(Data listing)
####
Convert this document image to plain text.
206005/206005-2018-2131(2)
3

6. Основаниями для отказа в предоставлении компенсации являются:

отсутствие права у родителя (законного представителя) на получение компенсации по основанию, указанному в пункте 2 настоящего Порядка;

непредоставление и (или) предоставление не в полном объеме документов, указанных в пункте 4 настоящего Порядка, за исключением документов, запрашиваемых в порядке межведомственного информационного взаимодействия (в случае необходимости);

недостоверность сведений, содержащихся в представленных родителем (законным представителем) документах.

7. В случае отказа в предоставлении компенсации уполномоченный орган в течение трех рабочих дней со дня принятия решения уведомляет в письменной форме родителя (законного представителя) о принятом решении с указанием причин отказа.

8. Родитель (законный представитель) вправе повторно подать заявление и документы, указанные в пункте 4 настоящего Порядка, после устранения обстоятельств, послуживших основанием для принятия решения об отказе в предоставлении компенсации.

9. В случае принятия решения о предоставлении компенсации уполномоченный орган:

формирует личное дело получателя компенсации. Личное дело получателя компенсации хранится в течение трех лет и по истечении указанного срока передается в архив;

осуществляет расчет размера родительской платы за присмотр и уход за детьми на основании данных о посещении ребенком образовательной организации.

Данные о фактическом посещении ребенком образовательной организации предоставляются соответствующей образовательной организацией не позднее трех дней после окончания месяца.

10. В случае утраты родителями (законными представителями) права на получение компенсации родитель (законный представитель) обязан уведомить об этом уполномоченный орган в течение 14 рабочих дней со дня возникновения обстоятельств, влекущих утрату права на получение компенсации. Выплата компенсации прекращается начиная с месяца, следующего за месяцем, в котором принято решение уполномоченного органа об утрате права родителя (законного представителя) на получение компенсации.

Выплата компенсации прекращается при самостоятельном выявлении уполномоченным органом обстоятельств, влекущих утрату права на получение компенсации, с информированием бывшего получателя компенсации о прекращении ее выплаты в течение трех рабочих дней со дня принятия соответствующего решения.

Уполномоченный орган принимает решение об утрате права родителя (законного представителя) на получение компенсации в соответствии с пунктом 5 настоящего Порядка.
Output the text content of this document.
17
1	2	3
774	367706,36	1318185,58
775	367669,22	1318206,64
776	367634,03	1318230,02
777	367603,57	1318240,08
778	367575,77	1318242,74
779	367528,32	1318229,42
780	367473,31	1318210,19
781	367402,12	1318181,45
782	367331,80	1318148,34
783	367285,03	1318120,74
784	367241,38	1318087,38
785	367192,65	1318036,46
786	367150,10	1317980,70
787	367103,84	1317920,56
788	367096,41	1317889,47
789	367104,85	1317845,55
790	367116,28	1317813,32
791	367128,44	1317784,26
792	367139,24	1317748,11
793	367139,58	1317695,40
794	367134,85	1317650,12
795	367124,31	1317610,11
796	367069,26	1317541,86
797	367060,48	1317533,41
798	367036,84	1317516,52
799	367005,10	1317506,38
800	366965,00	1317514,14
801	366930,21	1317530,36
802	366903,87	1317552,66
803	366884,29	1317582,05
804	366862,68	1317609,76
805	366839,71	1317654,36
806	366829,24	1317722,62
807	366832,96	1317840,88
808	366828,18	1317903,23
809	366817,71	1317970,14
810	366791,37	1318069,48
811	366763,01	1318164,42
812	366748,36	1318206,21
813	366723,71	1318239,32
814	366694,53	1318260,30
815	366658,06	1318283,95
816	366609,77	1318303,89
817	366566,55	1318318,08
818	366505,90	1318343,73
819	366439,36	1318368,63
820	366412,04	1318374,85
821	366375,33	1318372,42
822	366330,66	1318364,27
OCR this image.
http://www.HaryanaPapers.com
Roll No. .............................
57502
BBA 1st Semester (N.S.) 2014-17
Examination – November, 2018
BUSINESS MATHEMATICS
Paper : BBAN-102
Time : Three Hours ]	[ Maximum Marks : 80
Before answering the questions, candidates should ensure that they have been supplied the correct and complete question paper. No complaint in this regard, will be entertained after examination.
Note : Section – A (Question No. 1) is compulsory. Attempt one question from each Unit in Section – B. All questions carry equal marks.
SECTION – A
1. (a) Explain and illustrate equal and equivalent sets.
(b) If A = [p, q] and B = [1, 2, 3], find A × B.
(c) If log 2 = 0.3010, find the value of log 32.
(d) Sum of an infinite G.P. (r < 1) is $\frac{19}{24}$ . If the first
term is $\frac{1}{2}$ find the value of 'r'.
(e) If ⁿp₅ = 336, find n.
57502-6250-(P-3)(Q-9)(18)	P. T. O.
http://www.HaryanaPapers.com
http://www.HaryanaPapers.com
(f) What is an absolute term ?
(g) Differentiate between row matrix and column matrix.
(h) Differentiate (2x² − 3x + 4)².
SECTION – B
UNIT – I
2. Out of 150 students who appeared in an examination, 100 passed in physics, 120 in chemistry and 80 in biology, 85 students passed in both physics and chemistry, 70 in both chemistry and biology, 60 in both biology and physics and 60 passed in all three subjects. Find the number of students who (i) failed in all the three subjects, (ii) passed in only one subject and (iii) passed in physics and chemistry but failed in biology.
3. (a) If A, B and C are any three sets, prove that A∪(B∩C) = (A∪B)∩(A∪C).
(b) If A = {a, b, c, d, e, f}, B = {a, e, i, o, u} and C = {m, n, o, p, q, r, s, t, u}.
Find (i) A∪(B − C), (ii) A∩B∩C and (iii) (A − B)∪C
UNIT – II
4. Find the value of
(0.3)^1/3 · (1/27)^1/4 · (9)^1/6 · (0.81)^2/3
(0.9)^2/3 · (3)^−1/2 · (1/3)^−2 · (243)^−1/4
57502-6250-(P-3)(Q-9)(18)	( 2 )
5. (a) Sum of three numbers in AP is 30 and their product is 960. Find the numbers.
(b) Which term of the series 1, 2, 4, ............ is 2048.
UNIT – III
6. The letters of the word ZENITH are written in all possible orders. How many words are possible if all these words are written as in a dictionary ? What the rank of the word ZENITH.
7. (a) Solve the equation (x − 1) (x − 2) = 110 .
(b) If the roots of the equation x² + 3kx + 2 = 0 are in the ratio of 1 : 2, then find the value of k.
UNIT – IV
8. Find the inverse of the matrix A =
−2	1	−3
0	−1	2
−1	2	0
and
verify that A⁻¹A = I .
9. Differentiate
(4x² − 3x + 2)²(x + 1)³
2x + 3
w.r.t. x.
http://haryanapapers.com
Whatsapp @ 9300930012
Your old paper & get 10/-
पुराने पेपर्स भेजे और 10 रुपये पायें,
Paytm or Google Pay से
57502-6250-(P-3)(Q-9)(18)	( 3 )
####
> The request
Repeat all of the entries exactly.

> Result for this task
Convert this document image to plain text.
206005/206005-2018-2131(2)
3

6. Основаниями для отказа в предоставлении компенсации являются:

отсутствие права у родителя (законного представителя) на получение компенсации по основанию, указанному в пункте 2 настоящего Порядка;

непредоставление и (или) предоставление не в полном объеме документов, указанных в пункте 4 настоящего Порядка, за исключением документов, запрашиваемых в порядке межведомственного информационного взаимодействия (в случае необходимости);

недостоверность сведений, содержащихся в представленных родителем (законным представителем) документах.

7. В случае отказа в предоставлении компенсации уполномоченный орган в течение трех рабочих дней со дня принятия решения уведомляет в письменной форме родителя (законного представителя) о принятом решении с указанием причин отказа.

8. Родитель (законный представитель) вправе повторно подать заявление и документы, указанные в пункте 4 настоящего Порядка, после устранения обстоятельств, послуживших основанием для принятия решения об отказе в предоставлении компенсации.

9. В случае принятия решения о предоставлении компенсации уполномоченный орган:

формирует личное дело получателя компенсации. Личное дело получателя компенсации хранится в течение трех лет и по истечении указанного срока передается в архив;

осуществляет расчет размера родительской платы за присмотр и уход за детьми на основании данных о посещении ребенком образовательной организации.

Данные о фактическом посещении ребенком образовательной организации предоставляются соответствующей образовательной организацией не позднее трех дней после окончания месяца.

10. В случае утраты родителями (законными представителями) права на получение компенсации родитель (законный представитель) обязан уведомить об этом уполномоченный орган в течение 14 рабочих дней со дня возникновения обстоятельств, влекущих утрату права на получение компенсации. Выплата компенсации прекращается начиная с месяца, следующего за месяцем, в котором принято решение уполномоченного органа об утрате права родителя (законного представителя) на получение компенсации.

Выплата компенсации прекращается при самостоятельном выявлении уполномоченным органом обстоятельств, влекущих утрату права на получение компенсации, с информированием бывшего получателя компенсации о прекращении ее выплаты в течение трех рабочих дней со дня принятия соответствующего решения.

Уполномоченный орган принимает решение об утрате права родителя (законного представителя) на получение компенсации в соответствии с пунктом 5 настоящего Порядка.
Output the text content of this document.
17
1	2	3
774	367706,36	1318185,58
775	367669,22	1318206,64
776	367634,03	1318230,02
777	367603,57	1318240,08
778	367575,77	1318242,74
779	367528,32	1318229,42
780	367473,31	1318210,19
781	367402,12	1318181,45
782	367331,80	1318148,34
783	367285,03	1318120,74
784	367241,38	1318087,38
785	367192,65	1318036,46
786	367150,10	1317980,70
787	367103,84	1317920,56
788	367096,41	1317889,47
789	367104,85	1317845,55
790	367116,28	1317813,32
791	367128,44	1317784,26
792	367139,24	1317748,11
793	367139,58	1317695,40
794	367134,85	1317650,12
795	367124,31	1317610,11
796	367069,26	1317541,86
797	367060,48	1317533,41
798	367036,84	1317516,52
799	367005,10	1317506,38
800	366965,00	1317514,14
801	366930,21	1317530,36
802	366903,87	1317552,66
803	366884,29	1317582,05
804	366862,68	1317609,76
805	366839,71	1317654,36
806	366829,24	1317722,62
807	366832,96	1317840,88
808	366828,18	1317903,23
809	366817,71	1317970,14
810	366791,37	1318069,48
811	366763,01	1318164,42
812	366748,36	1318206,21
813	366723,71	1318239,32
814	366694,53	1318260,30
815	366658,06	1318283,95
816	366609,77	1318303,89
817	366566,55	1318318,08
818	366505,90	1318343,73
819	366439,36	1318368,63
820	366412,04	1318374,85
821	366375,33	1318372,42
822	366330,66	1318364,27
OCR this image.
http://www.HaryanaPapers.com
Roll No. .............................
57502
BBA 1st Semester (N.S.) 2014-17
Examination – November, 2018
BUSINESS MATHEMATICS
Paper : BBAN-102
Time : Three Hours ]	[ Maximum Marks : 80
Before answering the questions, candidates should ensure that they have been supplied the correct and complete question paper. No complaint in this regard, will be entertained after examination.
Note : Section – A (Question No. 1) is compulsory. Attempt one question from each Unit in Section – B. All questions carry equal marks.
SECTION – A
1. (a) Explain and illustrate equal and equivalent sets.
(b) If A = [p, q] and B = [1, 2, 3], find A × B.
(c) If log 2 = 0.3010, find the value of log 32.
(d) Sum of an infinite G.P. (r < 1) is $\frac{19}{24}$ . If the first
term is $\frac{1}{2}$ find the value of 'r'.
(e) If ⁿp₅ = 336, find n.
57502-6250-(P-3)(Q-9)(18)	P. T. O.
http://www.HaryanaPapers.com
http://www.HaryanaPapers.com
(f) What is an absolute term ?
(g) Differentiate between row matrix and column matrix.
(h) Differentiate (2x² − 3x + 4)².
SECTION – B
UNIT – I
2. Out of 150 students who appeared in an examination, 100 passed in physics, 120 in chemistry and 80 in biology, 85 students passed in both physics and chemistry, 70 in both chemistry and biology, 60 in both biology and physics and 60 passed in all three subjects. Find the number of students who (i) failed in all the three subjects, (ii) passed in only one subject and (iii) passed in physics and chemistry but failed in biology.
3. (a) If A, B and C are any three sets, prove that A∪(B∩C) = (A∪B)∩(A∪C).
(b) If A = {a, b, c, d, e, f}, B = {a, e, i, o, u} and C = {m, n, o, p, q, r, s, t, u}.
Find (i) A∪(B − C), (ii) A∩B∩C and (iii) (A − B)∪C
UNIT – II
4. Find the value of
(0.3)^1/3 · (1/27)^1/4 · (9)^1/6 · (0.81)^2/3
(0.9)^2/3 · (3)^−1/2 · (1/3)^−2 · (243)^−1/4
57502-6250-(P-3)(Q-9)(18)	( 2 )
5. (a) Sum of three numbers in AP is 30 and their product is 960. Find the numbers.
(b) Which term of the series 1, 2, 4, ............ is 2048.
UNIT – III
6. The letters of the word ZENITH are written in all possible orders. How many words are possible if all these words are written as in a dictionary ? What the rank of the word ZENITH.
7. (a) Solve the equation (x − 1) (x − 2) = 110 .
(b) If the roots of the equation x² + 3kx + 2 = 0 are in the ratio of 1 : 2, then find the value of k.
UNIT – IV
8. Find the inverse of the matrix A =
−2	1	−3
0	−1	2
−1	2	0
and
verify that A⁻¹A = I .
9. Differentiate
(4x² − 3x + 2)²(x + 1)³
2x + 3
w.r.t. x.
http://haryanapapers.com
Whatsapp @ 9300930012
Your old paper & get 10/-
पुराने पेपर्स भेजे और 10 रुपये पायें,
Paytm or Google Pay से
57502-6250-(P-3)(Q-9)(18)	( 3 )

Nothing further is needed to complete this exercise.